» **WHAT IS NEEDED**: From the listing below, pull each line that includes "periode".

» **Stored entries**:
------------------------------------

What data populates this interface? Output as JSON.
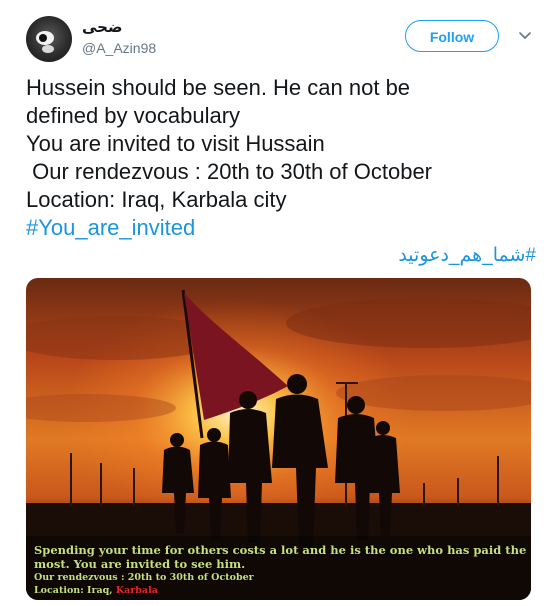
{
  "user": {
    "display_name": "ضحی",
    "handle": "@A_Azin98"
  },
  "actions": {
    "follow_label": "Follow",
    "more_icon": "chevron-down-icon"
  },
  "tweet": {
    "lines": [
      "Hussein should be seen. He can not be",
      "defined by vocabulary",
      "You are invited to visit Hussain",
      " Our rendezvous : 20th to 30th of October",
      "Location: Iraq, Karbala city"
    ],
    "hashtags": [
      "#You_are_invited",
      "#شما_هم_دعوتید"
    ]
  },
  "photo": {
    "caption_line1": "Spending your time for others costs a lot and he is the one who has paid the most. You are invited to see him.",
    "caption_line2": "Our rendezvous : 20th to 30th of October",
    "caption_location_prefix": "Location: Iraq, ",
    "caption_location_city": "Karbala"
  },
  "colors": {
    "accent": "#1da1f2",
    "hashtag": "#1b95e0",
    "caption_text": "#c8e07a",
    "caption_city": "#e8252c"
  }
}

------------------------------------

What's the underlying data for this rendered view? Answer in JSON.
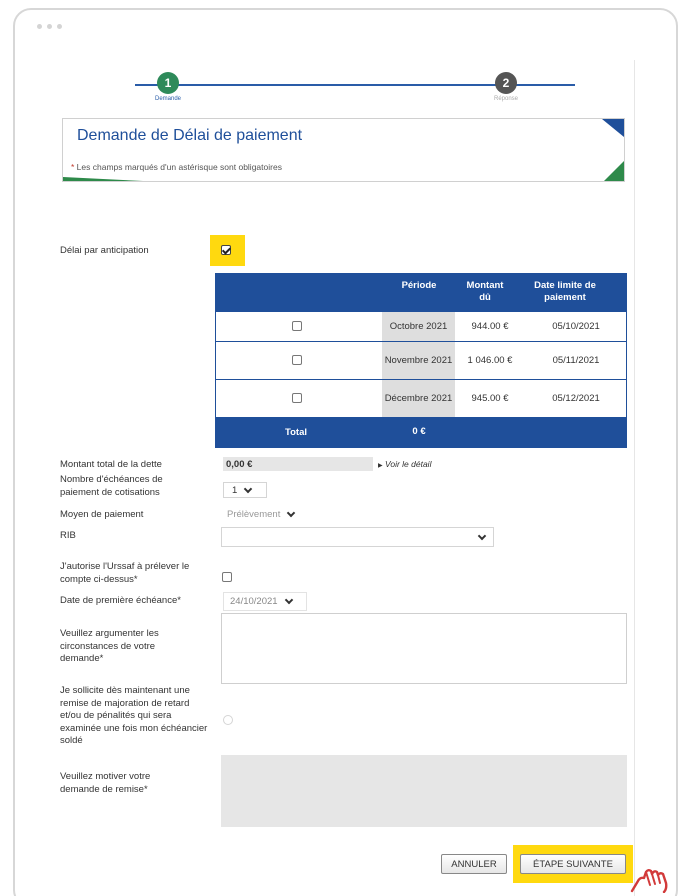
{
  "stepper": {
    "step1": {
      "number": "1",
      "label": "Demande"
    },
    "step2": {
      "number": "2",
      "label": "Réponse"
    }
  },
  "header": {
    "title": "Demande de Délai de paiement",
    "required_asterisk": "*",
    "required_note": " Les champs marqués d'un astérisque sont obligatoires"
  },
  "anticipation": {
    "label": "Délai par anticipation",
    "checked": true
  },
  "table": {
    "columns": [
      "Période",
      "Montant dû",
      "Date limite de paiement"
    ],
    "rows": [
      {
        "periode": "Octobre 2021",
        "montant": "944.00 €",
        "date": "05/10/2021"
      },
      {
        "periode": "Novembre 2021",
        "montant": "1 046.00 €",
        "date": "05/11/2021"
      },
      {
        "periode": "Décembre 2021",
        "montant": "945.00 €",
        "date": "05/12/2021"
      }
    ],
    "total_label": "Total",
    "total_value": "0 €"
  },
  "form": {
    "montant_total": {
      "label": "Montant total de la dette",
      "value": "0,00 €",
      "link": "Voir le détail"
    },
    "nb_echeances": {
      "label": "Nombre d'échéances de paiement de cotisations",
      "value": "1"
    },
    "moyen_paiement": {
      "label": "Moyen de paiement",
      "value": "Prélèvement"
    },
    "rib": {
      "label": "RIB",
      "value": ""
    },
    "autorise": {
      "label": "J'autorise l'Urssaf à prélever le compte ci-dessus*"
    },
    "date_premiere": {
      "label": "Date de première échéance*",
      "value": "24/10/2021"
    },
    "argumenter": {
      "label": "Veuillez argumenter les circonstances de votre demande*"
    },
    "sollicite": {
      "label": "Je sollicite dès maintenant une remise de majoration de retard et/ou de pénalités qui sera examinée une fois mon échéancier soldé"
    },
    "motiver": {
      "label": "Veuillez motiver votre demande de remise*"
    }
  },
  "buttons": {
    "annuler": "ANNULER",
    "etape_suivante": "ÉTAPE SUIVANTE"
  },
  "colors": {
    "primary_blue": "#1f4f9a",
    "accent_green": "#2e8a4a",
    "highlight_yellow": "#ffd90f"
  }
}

------------------------------------

» **FINISHED TASK**:
        "periode": "Octobre 2021",
        "periode": "Novembre 2021",
        "periode": "Décembre 2021",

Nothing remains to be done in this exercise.